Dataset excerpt
--- Begin ---

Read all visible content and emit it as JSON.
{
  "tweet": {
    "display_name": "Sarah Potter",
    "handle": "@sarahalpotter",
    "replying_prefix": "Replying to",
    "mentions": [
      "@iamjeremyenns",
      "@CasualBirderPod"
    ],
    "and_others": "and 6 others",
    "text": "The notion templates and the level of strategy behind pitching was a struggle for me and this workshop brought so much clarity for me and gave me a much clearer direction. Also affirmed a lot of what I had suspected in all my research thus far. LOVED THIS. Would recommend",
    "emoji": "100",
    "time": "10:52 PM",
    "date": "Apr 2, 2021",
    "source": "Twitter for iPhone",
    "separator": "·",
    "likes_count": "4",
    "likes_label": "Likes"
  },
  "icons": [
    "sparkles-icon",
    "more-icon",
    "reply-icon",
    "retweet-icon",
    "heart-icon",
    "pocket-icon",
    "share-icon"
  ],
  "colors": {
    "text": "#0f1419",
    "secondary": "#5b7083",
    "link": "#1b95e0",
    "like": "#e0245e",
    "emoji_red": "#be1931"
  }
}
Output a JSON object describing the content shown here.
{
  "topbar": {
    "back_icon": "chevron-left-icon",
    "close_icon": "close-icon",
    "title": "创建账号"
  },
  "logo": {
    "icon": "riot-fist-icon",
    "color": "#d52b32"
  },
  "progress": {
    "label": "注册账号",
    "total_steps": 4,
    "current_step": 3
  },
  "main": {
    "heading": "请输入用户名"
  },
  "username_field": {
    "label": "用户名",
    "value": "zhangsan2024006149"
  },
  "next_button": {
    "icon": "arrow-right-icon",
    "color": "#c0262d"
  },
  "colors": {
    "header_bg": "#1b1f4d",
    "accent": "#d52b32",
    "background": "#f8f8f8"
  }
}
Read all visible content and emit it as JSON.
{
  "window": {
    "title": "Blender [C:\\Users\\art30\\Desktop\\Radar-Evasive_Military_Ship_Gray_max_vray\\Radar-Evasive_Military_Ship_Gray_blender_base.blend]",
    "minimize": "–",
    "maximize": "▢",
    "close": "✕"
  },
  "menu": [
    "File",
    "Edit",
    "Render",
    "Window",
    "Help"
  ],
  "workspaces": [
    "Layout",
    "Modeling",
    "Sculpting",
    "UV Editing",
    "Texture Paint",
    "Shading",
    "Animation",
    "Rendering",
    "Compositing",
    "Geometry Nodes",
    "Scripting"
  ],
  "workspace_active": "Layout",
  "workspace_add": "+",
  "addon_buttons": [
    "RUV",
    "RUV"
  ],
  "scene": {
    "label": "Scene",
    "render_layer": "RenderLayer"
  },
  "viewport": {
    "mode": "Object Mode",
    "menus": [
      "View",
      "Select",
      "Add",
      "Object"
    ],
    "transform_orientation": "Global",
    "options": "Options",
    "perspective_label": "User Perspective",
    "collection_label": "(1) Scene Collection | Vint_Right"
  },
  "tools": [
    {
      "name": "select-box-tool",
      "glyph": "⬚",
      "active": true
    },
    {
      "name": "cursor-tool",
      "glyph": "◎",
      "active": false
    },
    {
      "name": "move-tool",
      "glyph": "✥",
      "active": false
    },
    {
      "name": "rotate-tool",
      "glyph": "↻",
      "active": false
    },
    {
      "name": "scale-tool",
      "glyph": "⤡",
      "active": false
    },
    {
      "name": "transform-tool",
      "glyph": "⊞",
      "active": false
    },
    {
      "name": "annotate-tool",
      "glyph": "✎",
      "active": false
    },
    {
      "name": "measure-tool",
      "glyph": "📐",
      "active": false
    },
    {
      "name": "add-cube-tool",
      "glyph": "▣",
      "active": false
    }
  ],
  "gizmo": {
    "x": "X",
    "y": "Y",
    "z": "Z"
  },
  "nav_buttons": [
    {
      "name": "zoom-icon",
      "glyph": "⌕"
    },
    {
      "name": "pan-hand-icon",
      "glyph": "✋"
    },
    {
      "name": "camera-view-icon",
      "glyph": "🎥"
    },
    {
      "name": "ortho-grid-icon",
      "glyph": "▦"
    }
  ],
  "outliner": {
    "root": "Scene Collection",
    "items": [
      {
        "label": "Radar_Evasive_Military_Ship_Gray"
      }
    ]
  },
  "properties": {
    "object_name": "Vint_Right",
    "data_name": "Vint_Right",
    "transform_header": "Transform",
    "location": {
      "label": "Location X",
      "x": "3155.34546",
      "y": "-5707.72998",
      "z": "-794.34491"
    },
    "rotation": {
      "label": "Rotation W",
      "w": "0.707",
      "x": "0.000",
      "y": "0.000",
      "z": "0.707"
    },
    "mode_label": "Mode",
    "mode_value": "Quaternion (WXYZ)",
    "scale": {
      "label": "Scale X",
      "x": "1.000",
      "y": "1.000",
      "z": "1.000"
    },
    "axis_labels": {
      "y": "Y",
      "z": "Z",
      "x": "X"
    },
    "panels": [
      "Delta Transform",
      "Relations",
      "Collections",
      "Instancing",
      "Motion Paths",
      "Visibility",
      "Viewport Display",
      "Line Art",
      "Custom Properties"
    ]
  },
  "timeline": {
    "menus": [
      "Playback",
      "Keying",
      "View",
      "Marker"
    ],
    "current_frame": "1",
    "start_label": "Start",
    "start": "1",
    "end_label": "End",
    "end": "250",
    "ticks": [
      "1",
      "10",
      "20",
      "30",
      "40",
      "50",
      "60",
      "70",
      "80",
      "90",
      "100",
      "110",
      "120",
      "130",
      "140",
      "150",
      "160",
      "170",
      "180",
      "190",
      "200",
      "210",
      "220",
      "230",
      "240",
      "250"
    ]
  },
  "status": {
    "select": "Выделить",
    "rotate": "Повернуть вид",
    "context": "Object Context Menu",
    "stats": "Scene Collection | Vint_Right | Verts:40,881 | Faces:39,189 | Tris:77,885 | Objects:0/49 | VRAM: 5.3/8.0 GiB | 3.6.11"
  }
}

--- End ---

> [What you should do] Locate the word "title" in the records and collect each line it appears in.

> [Output of the task]
    "title": "创建账号"
    "title": "Blender [C:\\Users\\art30\\Desktop\\Radar-Evasive_Military_Ship_Gray_max_vray\\Radar-Evasive_Military_Ship_Gray_blender_base.blend]",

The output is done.